-- Start of Material shown --
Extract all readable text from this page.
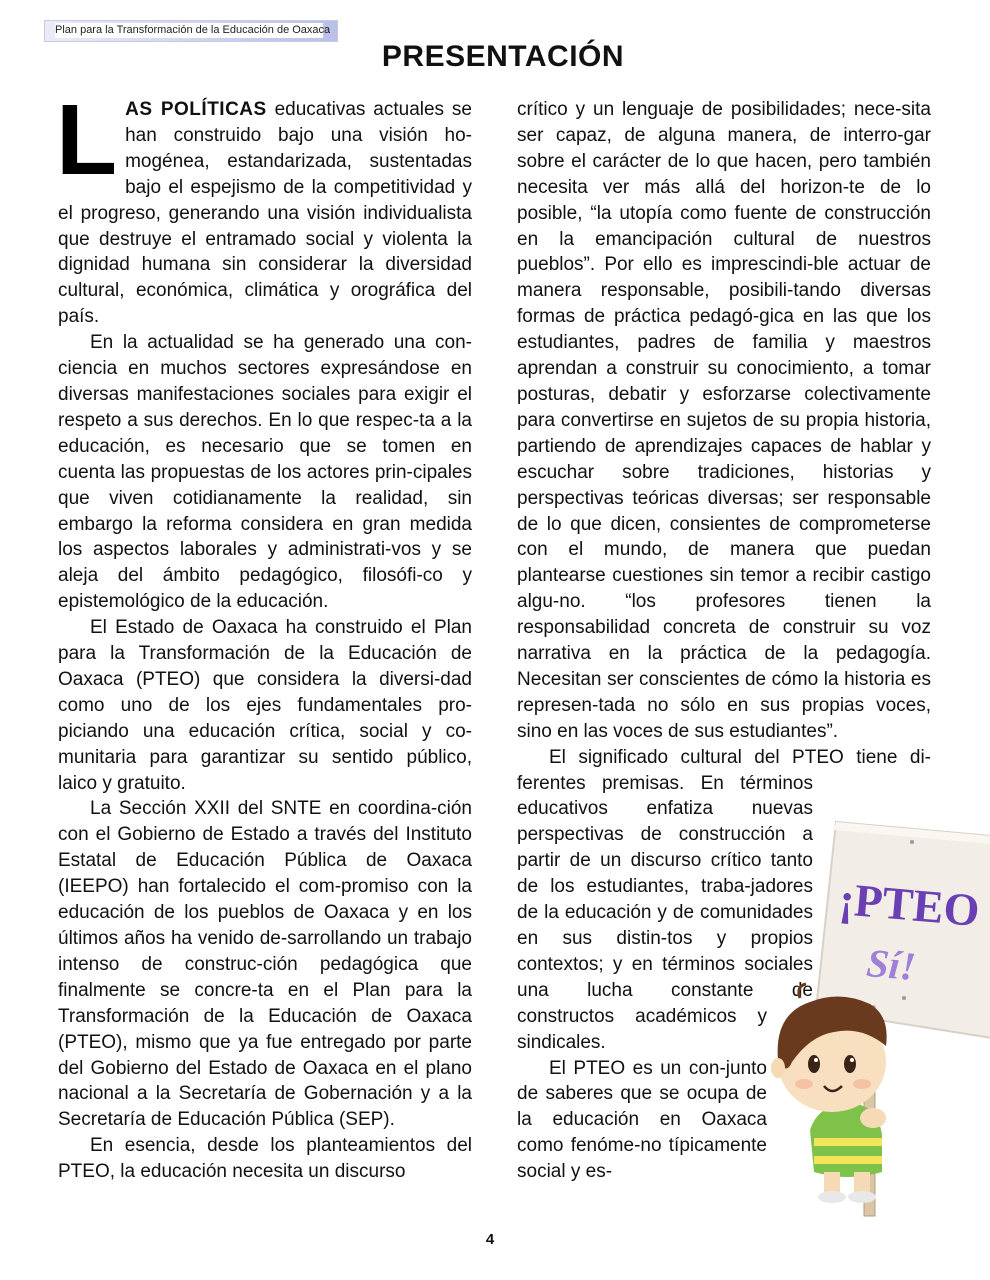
Plan para la Transformación de la Educación de Oaxaca
PRESENTACIÓN

LAS POLÍTICAS educativas actuales se han construido bajo una visión ho-mogénea, estandarizada, sustentadas bajo el espejismo de la competitividad y el progreso, generando una visión individualista que destruye el entramado social y violenta la dignidad humana sin considerar la diversidad cultural, económica, climática y orográfica del país.

En la actualidad se ha generado una con-ciencia en muchos sectores expresándose en diversas manifestaciones sociales para exigir el respeto a sus derechos. En lo que respec-ta a la educación, es necesario que se tomen en cuenta las propuestas de los actores prin-cipales que viven cotidianamente la realidad, sin embargo la reforma considera en gran medida los aspectos laborales y administrati-vos y se aleja del ámbito pedagógico, filosófi-co y epistemológico de la educación.

El Estado de Oaxaca ha construido el Plan para la Transformación de la Educación de Oaxaca (PTEO) que considera la diversi-dad como uno de los ejes fundamentales pro-piciando una educación crítica, social y co-munitaria para garantizar su sentido público, laico y gratuito.

La Sección XXII del SNTE en coordina-ción con el Gobierno de Estado a través del Instituto Estatal de Educación Pública de Oaxaca (IEEPO) han fortalecido el com-promiso con la educación de los pueblos de Oaxaca y en los últimos años ha venido de-sarrollando un trabajo intenso de construc-ción pedagógica que finalmente se concre-ta en el Plan para la Transformación de la Educación de Oaxaca (PTEO), mismo que ya fue entregado por parte del Gobierno del Estado de Oaxaca en el plano nacional a la Secretaría de Gobernación y a la Secretaría de Educación Pública (SEP).

En esencia, desde los planteamientos del PTEO, la educación necesita un discurso

crítico y un lenguaje de posibilidades; nece-sita ser capaz, de alguna manera, de interro-gar sobre el carácter de lo que hacen, pero también necesita ver más allá del horizon-te de lo posible, “la utopía como fuente de construcción en la emancipación cultural de nuestros pueblos”. Por ello es imprescindi-ble actuar de manera responsable, posibili-tando diversas formas de práctica pedagó-gica en las que los estudiantes, padres de familia y maestros aprendan a construir su conocimiento, a tomar posturas, debatir y esforzarse colectivamente para convertirse en sujetos de su propia historia, partiendo de aprendizajes capaces de hablar y escuchar sobre tradiciones, historias y perspectivas teóricas diversas; ser responsable de lo que dicen, consientes de comprometerse con el mundo, de manera que puedan plantearse cuestiones sin temor a recibir castigo algu-no. “los profesores tienen la responsabilidad concreta de construir su voz narrativa en la práctica de la pedagogía. Necesitan ser conscientes de cómo la historia es represen-tada no sólo en sus propias voces, sino en las voces de sus estudiantes”.

El significado cultural del PTEO tiene di-ferentes premisas. En términos educativos enfatiza nuevas perspectivas de construcción a partir de un discurso crítico tanto de los estudiantes, traba-jadores de la educación y de comunidades en sus distin-tos y propios contextos; y en términos sociales una lucha constante de constructos académicos y sindicales.

El PTEO es un con-junto de saberes que se ocupa de la educación en Oaxaca como fenóme-no típicamente social y es-

¡PTEO
Sí!
4
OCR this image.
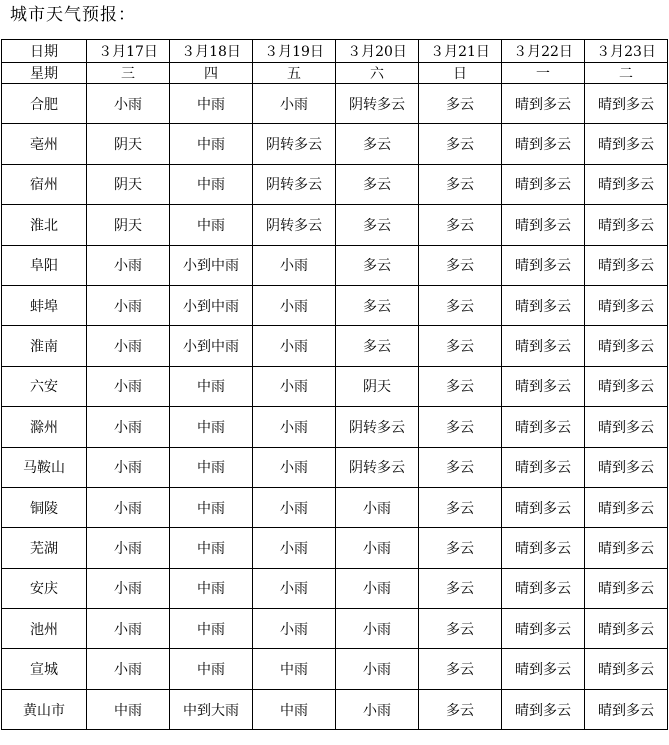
城市天气预报：
日期	３月17日	３月18日	３月19日	３月20日	３月21日	３月22日	３月23日
星期	三	四	五	六	日	一	二
合肥	小雨	中雨	小雨	阴转多云	多云	晴到多云	晴到多云
亳州	阴天	中雨	阴转多云	多云	多云	晴到多云	晴到多云
宿州	阴天	中雨	阴转多云	多云	多云	晴到多云	晴到多云
淮北	阴天	中雨	阴转多云	多云	多云	晴到多云	晴到多云
阜阳	小雨	小到中雨	小雨	多云	多云	晴到多云	晴到多云
蚌埠	小雨	小到中雨	小雨	多云	多云	晴到多云	晴到多云
淮南	小雨	小到中雨	小雨	多云	多云	晴到多云	晴到多云
六安	小雨	中雨	小雨	阴天	多云	晴到多云	晴到多云
滁州	小雨	中雨	小雨	阴转多云	多云	晴到多云	晴到多云
马鞍山	小雨	中雨	小雨	阴转多云	多云	晴到多云	晴到多云
铜陵	小雨	中雨	小雨	小雨	多云	晴到多云	晴到多云
芜湖	小雨	中雨	小雨	小雨	多云	晴到多云	晴到多云
安庆	小雨	中雨	小雨	小雨	多云	晴到多云	晴到多云
池州	小雨	中雨	小雨	小雨	多云	晴到多云	晴到多云
宣城	小雨	中雨	中雨	小雨	多云	晴到多云	晴到多云
黄山市	中雨	中到大雨	中雨	小雨	多云	晴到多云	晴到多云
-- End of Material shown --
▸ **What to work on**
Gather each line from the listing above that holds "小到中雨".

▸ **Written solution**
阜阳	小雨	小到中雨	小雨	多云	多云	晴到多云	晴到多云
蚌埠	小雨	小到中雨	小雨	多云	多云	晴到多云	晴到多云
淮南	小雨	小到中雨	小雨	多云	多云	晴到多云	晴到多云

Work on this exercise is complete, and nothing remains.